▶ [WHAT IS BEING ASKED] What follows is a block of records; reproduce all of it verbatim.

▶ [SUPPLIED INFORMATION]
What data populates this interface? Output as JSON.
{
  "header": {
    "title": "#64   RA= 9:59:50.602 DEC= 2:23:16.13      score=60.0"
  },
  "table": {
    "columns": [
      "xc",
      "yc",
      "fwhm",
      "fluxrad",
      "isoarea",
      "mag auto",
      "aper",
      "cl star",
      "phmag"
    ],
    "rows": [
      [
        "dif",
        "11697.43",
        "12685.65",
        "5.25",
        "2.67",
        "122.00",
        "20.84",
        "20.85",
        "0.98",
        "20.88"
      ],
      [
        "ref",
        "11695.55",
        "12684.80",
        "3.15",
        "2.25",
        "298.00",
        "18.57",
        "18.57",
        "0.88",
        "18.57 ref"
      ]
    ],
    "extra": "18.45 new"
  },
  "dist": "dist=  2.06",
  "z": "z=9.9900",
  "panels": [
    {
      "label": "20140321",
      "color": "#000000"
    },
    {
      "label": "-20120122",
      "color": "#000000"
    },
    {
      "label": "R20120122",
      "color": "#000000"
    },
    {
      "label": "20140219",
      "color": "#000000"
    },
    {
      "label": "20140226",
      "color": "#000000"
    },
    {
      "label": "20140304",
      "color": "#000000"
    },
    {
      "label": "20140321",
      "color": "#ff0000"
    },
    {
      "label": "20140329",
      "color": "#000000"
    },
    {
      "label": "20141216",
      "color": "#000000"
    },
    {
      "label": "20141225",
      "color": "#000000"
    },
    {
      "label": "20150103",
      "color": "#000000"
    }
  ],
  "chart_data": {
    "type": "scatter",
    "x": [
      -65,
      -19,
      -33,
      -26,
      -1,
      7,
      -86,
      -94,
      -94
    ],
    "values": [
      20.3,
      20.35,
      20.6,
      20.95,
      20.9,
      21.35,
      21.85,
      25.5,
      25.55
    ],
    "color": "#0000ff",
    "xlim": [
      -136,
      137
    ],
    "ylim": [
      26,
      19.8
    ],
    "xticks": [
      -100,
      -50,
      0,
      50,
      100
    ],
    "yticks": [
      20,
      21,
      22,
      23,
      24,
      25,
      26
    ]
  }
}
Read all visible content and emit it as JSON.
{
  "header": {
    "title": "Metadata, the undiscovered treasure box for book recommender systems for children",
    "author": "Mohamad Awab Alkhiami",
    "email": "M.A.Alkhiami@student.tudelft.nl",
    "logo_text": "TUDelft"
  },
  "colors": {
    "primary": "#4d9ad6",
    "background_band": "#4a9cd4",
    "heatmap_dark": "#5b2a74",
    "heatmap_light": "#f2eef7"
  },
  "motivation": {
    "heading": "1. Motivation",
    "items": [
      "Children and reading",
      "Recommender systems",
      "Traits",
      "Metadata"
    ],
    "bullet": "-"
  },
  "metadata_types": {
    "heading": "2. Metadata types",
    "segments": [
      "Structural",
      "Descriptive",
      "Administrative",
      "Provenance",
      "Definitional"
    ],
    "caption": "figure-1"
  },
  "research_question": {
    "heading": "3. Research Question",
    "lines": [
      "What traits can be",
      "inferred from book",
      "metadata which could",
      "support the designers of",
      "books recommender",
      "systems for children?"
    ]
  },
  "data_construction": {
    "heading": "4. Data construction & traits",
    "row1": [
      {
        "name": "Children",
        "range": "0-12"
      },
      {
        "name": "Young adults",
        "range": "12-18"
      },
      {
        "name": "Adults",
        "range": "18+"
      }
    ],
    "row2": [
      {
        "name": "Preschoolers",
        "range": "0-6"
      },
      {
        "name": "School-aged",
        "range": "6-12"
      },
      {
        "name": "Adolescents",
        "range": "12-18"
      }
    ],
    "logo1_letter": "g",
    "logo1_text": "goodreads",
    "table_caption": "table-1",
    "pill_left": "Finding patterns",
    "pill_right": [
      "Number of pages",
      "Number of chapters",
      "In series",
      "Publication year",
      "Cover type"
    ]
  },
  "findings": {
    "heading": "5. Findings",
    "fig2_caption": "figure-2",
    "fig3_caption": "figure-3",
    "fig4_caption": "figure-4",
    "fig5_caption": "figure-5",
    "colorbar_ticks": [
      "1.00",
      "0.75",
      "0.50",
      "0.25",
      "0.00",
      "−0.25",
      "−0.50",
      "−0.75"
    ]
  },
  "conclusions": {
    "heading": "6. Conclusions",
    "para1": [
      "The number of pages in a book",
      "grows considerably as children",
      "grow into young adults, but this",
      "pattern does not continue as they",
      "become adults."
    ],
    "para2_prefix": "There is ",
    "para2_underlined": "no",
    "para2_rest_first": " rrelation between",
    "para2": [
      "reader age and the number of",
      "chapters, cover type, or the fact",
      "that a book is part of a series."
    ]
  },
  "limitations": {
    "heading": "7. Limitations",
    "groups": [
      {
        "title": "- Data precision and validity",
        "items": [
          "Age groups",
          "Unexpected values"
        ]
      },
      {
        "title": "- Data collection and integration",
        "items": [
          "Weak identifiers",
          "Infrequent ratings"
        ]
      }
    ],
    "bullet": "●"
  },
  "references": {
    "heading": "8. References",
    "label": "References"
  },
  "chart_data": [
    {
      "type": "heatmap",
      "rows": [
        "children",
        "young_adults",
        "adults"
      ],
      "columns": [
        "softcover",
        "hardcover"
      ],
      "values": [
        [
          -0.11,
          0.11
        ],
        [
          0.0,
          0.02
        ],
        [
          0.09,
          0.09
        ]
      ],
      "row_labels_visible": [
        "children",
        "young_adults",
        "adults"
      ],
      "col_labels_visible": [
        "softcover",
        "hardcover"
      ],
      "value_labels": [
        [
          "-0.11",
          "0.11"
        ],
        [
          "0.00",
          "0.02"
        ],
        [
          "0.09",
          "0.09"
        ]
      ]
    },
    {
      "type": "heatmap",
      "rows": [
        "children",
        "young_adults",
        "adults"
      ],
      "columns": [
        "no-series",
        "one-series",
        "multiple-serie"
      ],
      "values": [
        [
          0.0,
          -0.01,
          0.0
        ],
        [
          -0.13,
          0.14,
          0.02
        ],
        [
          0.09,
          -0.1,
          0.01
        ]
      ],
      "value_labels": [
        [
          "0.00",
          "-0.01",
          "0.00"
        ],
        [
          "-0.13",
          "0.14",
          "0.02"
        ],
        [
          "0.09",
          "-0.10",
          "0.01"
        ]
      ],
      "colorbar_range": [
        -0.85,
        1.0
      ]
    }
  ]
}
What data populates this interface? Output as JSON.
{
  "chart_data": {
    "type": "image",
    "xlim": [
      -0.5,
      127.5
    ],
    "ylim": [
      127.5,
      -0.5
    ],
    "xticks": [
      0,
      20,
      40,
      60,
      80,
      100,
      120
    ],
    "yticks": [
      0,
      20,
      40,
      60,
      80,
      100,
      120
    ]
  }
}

▶ [SOLUTION]
What data populates this interface? Output as JSON.
{
  "header": {
    "title": "#64   RA= 9:59:50.602 DEC= 2:23:16.13      score=60.0"
  },
  "table": {
    "columns": [
      "xc",
      "yc",
      "fwhm",
      "fluxrad",
      "isoarea",
      "mag auto",
      "aper",
      "cl star",
      "phmag"
    ],
    "rows": [
      [
        "dif",
        "11697.43",
        "12685.65",
        "5.25",
        "2.67",
        "122.00",
        "20.84",
        "20.85",
        "0.98",
        "20.88"
      ],
      [
        "ref",
        "11695.55",
        "12684.80",
        "3.15",
        "2.25",
        "298.00",
        "18.57",
        "18.57",
        "0.88",
        "18.57 ref"
      ]
    ],
    "extra": "18.45 new"
  },
  "dist": "dist=  2.06",
  "z": "z=9.9900",
  "panels": [
    {
      "label": "20140321",
      "color": "#000000"
    },
    {
      "label": "-20120122",
      "color": "#000000"
    },
    {
      "label": "R20120122",
      "color": "#000000"
    },
    {
      "label": "20140219",
      "color": "#000000"
    },
    {
      "label": "20140226",
      "color": "#000000"
    },
    {
      "label": "20140304",
      "color": "#000000"
    },
    {
      "label": "20140321",
      "color": "#ff0000"
    },
    {
      "label": "20140329",
      "color": "#000000"
    },
    {
      "label": "20141216",
      "color": "#000000"
    },
    {
      "label": "20141225",
      "color": "#000000"
    },
    {
      "label": "20150103",
      "color": "#000000"
    }
  ],
  "chart_data": {
    "type": "scatter",
    "x": [
      -65,
      -19,
      -33,
      -26,
      -1,
      7,
      -86,
      -94,
      -94
    ],
    "values": [
      20.3,
      20.35,
      20.6,
      20.95,
      20.9,
      21.35,
      21.85,
      25.5,
      25.55
    ],
    "color": "#0000ff",
    "xlim": [
      -136,
      137
    ],
    "ylim": [
      26,
      19.8
    ],
    "xticks": [
      -100,
      -50,
      0,
      50,
      100
    ],
    "yticks": [
      20,
      21,
      22,
      23,
      24,
      25,
      26
    ]
  }
}
Read all visible content and emit it as JSON.
{
  "header": {
    "title": "Metadata, the undiscovered treasure box for book recommender systems for children",
    "author": "Mohamad Awab Alkhiami",
    "email": "M.A.Alkhiami@student.tudelft.nl",
    "logo_text": "TUDelft"
  },
  "colors": {
    "primary": "#4d9ad6",
    "background_band": "#4a9cd4",
    "heatmap_dark": "#5b2a74",
    "heatmap_light": "#f2eef7"
  },
  "motivation": {
    "heading": "1. Motivation",
    "items": [
      "Children and reading",
      "Recommender systems",
      "Traits",
      "Metadata"
    ],
    "bullet": "-"
  },
  "metadata_types": {
    "heading": "2. Metadata types",
    "segments": [
      "Structural",
      "Descriptive",
      "Administrative",
      "Provenance",
      "Definitional"
    ],
    "caption": "figure-1"
  },
  "research_question": {
    "heading": "3. Research Question",
    "lines": [
      "What traits can be",
      "inferred from book",
      "metadata which could",
      "support the designers of",
      "books recommender",
      "systems for children?"
    ]
  },
  "data_construction": {
    "heading": "4. Data construction & traits",
    "row1": [
      {
        "name": "Children",
        "range": "0-12"
      },
      {
        "name": "Young adults",
        "range": "12-18"
      },
      {
        "name": "Adults",
        "range": "18+"
      }
    ],
    "row2": [
      {
        "name": "Preschoolers",
        "range": "0-6"
      },
      {
        "name": "School-aged",
        "range": "6-12"
      },
      {
        "name": "Adolescents",
        "range": "12-18"
      }
    ],
    "logo1_letter": "g",
    "logo1_text": "goodreads",
    "table_caption": "table-1",
    "pill_left": "Finding patterns",
    "pill_right": [
      "Number of pages",
      "Number of chapters",
      "In series",
      "Publication year",
      "Cover type"
    ]
  },
  "findings": {
    "heading": "5. Findings",
    "fig2_caption": "figure-2",
    "fig3_caption": "figure-3",
    "fig4_caption": "figure-4",
    "fig5_caption": "figure-5",
    "colorbar_ticks": [
      "1.00",
      "0.75",
      "0.50",
      "0.25",
      "0.00",
      "−0.25",
      "−0.50",
      "−0.75"
    ]
  },
  "conclusions": {
    "heading": "6. Conclusions",
    "para1": [
      "The number of pages in a book",
      "grows considerably as children",
      "grow into young adults, but this",
      "pattern does not continue as they",
      "become adults."
    ],
    "para2_prefix": "There is ",
    "para2_underlined": "no",
    "para2_rest_first": " rrelation between",
    "para2": [
      "reader age and the number of",
      "chapters, cover type, or the fact",
      "that a book is part of a series."
    ]
  },
  "limitations": {
    "heading": "7. Limitations",
    "groups": [
      {
        "title": "- Data precision and validity",
        "items": [
          "Age groups",
          "Unexpected values"
        ]
      },
      {
        "title": "- Data collection and integration",
        "items": [
          "Weak identifiers",
          "Infrequent ratings"
        ]
      }
    ],
    "bullet": "●"
  },
  "references": {
    "heading": "8. References",
    "label": "References"
  },
  "chart_data": [
    {
      "type": "heatmap",
      "rows": [
        "children",
        "young_adults",
        "adults"
      ],
      "columns": [
        "softcover",
        "hardcover"
      ],
      "values": [
        [
          -0.11,
          0.11
        ],
        [
          0.0,
          0.02
        ],
        [
          0.09,
          0.09
        ]
      ],
      "row_labels_visible": [
        "children",
        "young_adults",
        "adults"
      ],
      "col_labels_visible": [
        "softcover",
        "hardcover"
      ],
      "value_labels": [
        [
          "-0.11",
          "0.11"
        ],
        [
          "0.00",
          "0.02"
        ],
        [
          "0.09",
          "0.09"
        ]
      ]
    },
    {
      "type": "heatmap",
      "rows": [
        "children",
        "young_adults",
        "adults"
      ],
      "columns": [
        "no-series",
        "one-series",
        "multiple-serie"
      ],
      "values": [
        [
          0.0,
          -0.01,
          0.0
        ],
        [
          -0.13,
          0.14,
          0.02
        ],
        [
          0.09,
          -0.1,
          0.01
        ]
      ],
      "value_labels": [
        [
          "0.00",
          "-0.01",
          "0.00"
        ],
        [
          "-0.13",
          "0.14",
          "0.02"
        ],
        [
          "0.09",
          "-0.10",
          "0.01"
        ]
      ],
      "colorbar_range": [
        -0.85,
        1.0
      ]
    }
  ]
}
What data populates this interface? Output as JSON.
{
  "chart_data": {
    "type": "image",
    "xlim": [
      -0.5,
      127.5
    ],
    "ylim": [
      127.5,
      -0.5
    ],
    "xticks": [
      0,
      20,
      40,
      60,
      80,
      100,
      120
    ],
    "yticks": [
      0,
      20,
      40,
      60,
      80,
      100,
      120
    ]
  }
}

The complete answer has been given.